DIRECTION: All entries below are to be set down again, identical to the source.

INPUT DATA:
** start **

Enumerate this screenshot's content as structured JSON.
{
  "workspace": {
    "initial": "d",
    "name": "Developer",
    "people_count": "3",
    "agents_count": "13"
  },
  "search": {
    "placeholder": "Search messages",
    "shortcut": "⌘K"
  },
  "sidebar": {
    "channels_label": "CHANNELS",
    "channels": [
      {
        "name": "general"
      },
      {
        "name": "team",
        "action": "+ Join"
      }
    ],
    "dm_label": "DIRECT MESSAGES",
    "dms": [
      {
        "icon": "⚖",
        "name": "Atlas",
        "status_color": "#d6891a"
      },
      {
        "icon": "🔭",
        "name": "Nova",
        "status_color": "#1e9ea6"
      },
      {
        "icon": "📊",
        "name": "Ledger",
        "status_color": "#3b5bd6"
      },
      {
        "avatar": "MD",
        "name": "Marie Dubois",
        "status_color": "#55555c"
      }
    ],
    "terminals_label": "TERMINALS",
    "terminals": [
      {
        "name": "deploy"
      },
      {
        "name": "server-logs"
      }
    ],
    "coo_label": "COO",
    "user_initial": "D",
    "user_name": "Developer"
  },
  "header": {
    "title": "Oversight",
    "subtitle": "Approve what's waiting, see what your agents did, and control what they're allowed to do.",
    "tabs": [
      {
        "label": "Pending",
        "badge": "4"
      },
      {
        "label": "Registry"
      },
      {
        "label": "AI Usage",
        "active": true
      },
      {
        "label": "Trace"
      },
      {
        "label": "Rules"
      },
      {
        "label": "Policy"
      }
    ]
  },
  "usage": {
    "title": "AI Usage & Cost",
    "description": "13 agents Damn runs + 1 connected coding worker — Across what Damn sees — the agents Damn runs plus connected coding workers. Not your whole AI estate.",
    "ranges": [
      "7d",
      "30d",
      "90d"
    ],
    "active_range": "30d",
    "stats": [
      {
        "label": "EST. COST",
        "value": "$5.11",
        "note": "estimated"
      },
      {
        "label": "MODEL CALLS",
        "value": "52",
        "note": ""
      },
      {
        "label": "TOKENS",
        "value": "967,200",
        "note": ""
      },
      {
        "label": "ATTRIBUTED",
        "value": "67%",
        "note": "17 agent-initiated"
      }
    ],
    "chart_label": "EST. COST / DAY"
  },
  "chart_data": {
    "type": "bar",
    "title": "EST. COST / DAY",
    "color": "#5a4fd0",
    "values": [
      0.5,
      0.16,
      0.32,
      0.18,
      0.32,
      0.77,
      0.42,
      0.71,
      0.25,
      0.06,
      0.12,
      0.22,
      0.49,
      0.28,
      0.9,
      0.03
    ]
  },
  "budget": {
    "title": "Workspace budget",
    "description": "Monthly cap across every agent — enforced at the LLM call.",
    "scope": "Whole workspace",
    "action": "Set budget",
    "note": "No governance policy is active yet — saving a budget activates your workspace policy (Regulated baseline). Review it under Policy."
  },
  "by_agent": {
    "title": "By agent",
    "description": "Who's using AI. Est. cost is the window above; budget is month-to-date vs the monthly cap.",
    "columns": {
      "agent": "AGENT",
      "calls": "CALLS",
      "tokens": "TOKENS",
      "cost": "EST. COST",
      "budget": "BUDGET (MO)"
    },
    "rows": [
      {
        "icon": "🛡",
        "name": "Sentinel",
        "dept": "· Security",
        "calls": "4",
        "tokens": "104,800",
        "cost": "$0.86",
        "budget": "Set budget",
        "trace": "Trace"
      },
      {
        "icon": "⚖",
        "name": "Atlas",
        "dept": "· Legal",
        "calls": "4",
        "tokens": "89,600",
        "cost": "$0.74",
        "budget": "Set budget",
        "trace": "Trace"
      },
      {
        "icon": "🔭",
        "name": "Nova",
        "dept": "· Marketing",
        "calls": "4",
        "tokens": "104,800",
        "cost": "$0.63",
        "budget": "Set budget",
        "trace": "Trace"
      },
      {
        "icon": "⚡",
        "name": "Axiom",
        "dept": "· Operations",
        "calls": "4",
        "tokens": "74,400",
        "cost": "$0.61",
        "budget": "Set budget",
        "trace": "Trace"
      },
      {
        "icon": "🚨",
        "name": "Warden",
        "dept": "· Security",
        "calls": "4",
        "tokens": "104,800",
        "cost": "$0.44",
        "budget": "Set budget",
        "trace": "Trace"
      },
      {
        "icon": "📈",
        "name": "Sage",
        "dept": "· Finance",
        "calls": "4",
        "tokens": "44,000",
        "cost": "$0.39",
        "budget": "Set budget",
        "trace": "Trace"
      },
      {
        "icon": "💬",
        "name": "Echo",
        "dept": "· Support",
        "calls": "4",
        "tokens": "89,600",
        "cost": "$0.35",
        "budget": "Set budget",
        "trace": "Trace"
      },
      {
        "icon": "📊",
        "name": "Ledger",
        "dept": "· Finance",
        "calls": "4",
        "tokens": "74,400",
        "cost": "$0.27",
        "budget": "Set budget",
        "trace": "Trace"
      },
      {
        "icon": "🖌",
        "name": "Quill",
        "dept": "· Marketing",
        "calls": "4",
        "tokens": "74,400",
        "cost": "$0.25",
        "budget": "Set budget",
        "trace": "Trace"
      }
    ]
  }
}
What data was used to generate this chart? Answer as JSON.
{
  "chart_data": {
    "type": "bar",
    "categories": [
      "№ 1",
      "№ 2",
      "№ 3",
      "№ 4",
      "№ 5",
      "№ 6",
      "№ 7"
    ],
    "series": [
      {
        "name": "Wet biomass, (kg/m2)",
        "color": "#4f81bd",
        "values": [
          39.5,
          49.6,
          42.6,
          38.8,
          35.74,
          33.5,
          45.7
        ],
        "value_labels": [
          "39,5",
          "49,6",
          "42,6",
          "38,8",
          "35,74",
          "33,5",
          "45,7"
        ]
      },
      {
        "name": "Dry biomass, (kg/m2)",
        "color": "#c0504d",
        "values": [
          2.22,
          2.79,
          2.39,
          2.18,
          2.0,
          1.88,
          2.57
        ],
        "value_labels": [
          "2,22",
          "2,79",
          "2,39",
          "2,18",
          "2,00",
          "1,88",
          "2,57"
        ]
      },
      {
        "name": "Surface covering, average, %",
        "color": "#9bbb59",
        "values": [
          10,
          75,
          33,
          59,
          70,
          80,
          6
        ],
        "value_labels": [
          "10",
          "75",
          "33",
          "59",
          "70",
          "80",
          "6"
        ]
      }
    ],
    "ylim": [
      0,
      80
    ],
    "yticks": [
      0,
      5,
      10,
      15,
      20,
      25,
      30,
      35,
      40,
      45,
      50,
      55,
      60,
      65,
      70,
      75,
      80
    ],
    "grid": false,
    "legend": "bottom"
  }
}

** end **

EXERCISE SOLUTION:
Enumerate this screenshot's content as structured JSON.
{
  "workspace": {
    "initial": "d",
    "name": "Developer",
    "people_count": "3",
    "agents_count": "13"
  },
  "search": {
    "placeholder": "Search messages",
    "shortcut": "⌘K"
  },
  "sidebar": {
    "channels_label": "CHANNELS",
    "channels": [
      {
        "name": "general"
      },
      {
        "name": "team",
        "action": "+ Join"
      }
    ],
    "dm_label": "DIRECT MESSAGES",
    "dms": [
      {
        "icon": "⚖",
        "name": "Atlas",
        "status_color": "#d6891a"
      },
      {
        "icon": "🔭",
        "name": "Nova",
        "status_color": "#1e9ea6"
      },
      {
        "icon": "📊",
        "name": "Ledger",
        "status_color": "#3b5bd6"
      },
      {
        "avatar": "MD",
        "name": "Marie Dubois",
        "status_color": "#55555c"
      }
    ],
    "terminals_label": "TERMINALS",
    "terminals": [
      {
        "name": "deploy"
      },
      {
        "name": "server-logs"
      }
    ],
    "coo_label": "COO",
    "user_initial": "D",
    "user_name": "Developer"
  },
  "header": {
    "title": "Oversight",
    "subtitle": "Approve what's waiting, see what your agents did, and control what they're allowed to do.",
    "tabs": [
      {
        "label": "Pending",
        "badge": "4"
      },
      {
        "label": "Registry"
      },
      {
        "label": "AI Usage",
        "active": true
      },
      {
        "label": "Trace"
      },
      {
        "label": "Rules"
      },
      {
        "label": "Policy"
      }
    ]
  },
  "usage": {
    "title": "AI Usage & Cost",
    "description": "13 agents Damn runs + 1 connected coding worker — Across what Damn sees — the agents Damn runs plus connected coding workers. Not your whole AI estate.",
    "ranges": [
      "7d",
      "30d",
      "90d"
    ],
    "active_range": "30d",
    "stats": [
      {
        "label": "EST. COST",
        "value": "$5.11",
        "note": "estimated"
      },
      {
        "label": "MODEL CALLS",
        "value": "52",
        "note": ""
      },
      {
        "label": "TOKENS",
        "value": "967,200",
        "note": ""
      },
      {
        "label": "ATTRIBUTED",
        "value": "67%",
        "note": "17 agent-initiated"
      }
    ],
    "chart_label": "EST. COST / DAY"
  },
  "chart_data": {
    "type": "bar",
    "title": "EST. COST / DAY",
    "color": "#5a4fd0",
    "values": [
      0.5,
      0.16,
      0.32,
      0.18,
      0.32,
      0.77,
      0.42,
      0.71,
      0.25,
      0.06,
      0.12,
      0.22,
      0.49,
      0.28,
      0.9,
      0.03
    ]
  },
  "budget": {
    "title": "Workspace budget",
    "description": "Monthly cap across every agent — enforced at the LLM call.",
    "scope": "Whole workspace",
    "action": "Set budget",
    "note": "No governance policy is active yet — saving a budget activates your workspace policy (Regulated baseline). Review it under Policy."
  },
  "by_agent": {
    "title": "By agent",
    "description": "Who's using AI. Est. cost is the window above; budget is month-to-date vs the monthly cap.",
    "columns": {
      "agent": "AGENT",
      "calls": "CALLS",
      "tokens": "TOKENS",
      "cost": "EST. COST",
      "budget": "BUDGET (MO)"
    },
    "rows": [
      {
        "icon": "🛡",
        "name": "Sentinel",
        "dept": "· Security",
        "calls": "4",
        "tokens": "104,800",
        "cost": "$0.86",
        "budget": "Set budget",
        "trace": "Trace"
      },
      {
        "icon": "⚖",
        "name": "Atlas",
        "dept": "· Legal",
        "calls": "4",
        "tokens": "89,600",
        "cost": "$0.74",
        "budget": "Set budget",
        "trace": "Trace"
      },
      {
        "icon": "🔭",
        "name": "Nova",
        "dept": "· Marketing",
        "calls": "4",
        "tokens": "104,800",
        "cost": "$0.63",
        "budget": "Set budget",
        "trace": "Trace"
      },
      {
        "icon": "⚡",
        "name": "Axiom",
        "dept": "· Operations",
        "calls": "4",
        "tokens": "74,400",
        "cost": "$0.61",
        "budget": "Set budget",
        "trace": "Trace"
      },
      {
        "icon": "🚨",
        "name": "Warden",
        "dept": "· Security",
        "calls": "4",
        "tokens": "104,800",
        "cost": "$0.44",
        "budget": "Set budget",
        "trace": "Trace"
      },
      {
        "icon": "📈",
        "name": "Sage",
        "dept": "· Finance",
        "calls": "4",
        "tokens": "44,000",
        "cost": "$0.39",
        "budget": "Set budget",
        "trace": "Trace"
      },
      {
        "icon": "💬",
        "name": "Echo",
        "dept": "· Support",
        "calls": "4",
        "tokens": "89,600",
        "cost": "$0.35",
        "budget": "Set budget",
        "trace": "Trace"
      },
      {
        "icon": "📊",
        "name": "Ledger",
        "dept": "· Finance",
        "calls": "4",
        "tokens": "74,400",
        "cost": "$0.27",
        "budget": "Set budget",
        "trace": "Trace"
      },
      {
        "icon": "🖌",
        "name": "Quill",
        "dept": "· Marketing",
        "calls": "4",
        "tokens": "74,400",
        "cost": "$0.25",
        "budget": "Set budget",
        "trace": "Trace"
      }
    ]
  }
}
What data was used to generate this chart? Answer as JSON.
{
  "chart_data": {
    "type": "bar",
    "categories": [
      "№ 1",
      "№ 2",
      "№ 3",
      "№ 4",
      "№ 5",
      "№ 6",
      "№ 7"
    ],
    "series": [
      {
        "name": "Wet biomass, (kg/m2)",
        "color": "#4f81bd",
        "values": [
          39.5,
          49.6,
          42.6,
          38.8,
          35.74,
          33.5,
          45.7
        ],
        "value_labels": [
          "39,5",
          "49,6",
          "42,6",
          "38,8",
          "35,74",
          "33,5",
          "45,7"
        ]
      },
      {
        "name": "Dry biomass, (kg/m2)",
        "color": "#c0504d",
        "values": [
          2.22,
          2.79,
          2.39,
          2.18,
          2.0,
          1.88,
          2.57
        ],
        "value_labels": [
          "2,22",
          "2,79",
          "2,39",
          "2,18",
          "2,00",
          "1,88",
          "2,57"
        ]
      },
      {
        "name": "Surface covering, average, %",
        "color": "#9bbb59",
        "values": [
          10,
          75,
          33,
          59,
          70,
          80,
          6
        ],
        "value_labels": [
          "10",
          "75",
          "33",
          "59",
          "70",
          "80",
          "6"
        ]
      }
    ],
    "ylim": [
      0,
      80
    ],
    "yticks": [
      0,
      5,
      10,
      15,
      20,
      25,
      30,
      35,
      40,
      45,
      50,
      55,
      60,
      65,
      70,
      75,
      80
    ],
    "grid": false,
    "legend": "bottom"
  }
}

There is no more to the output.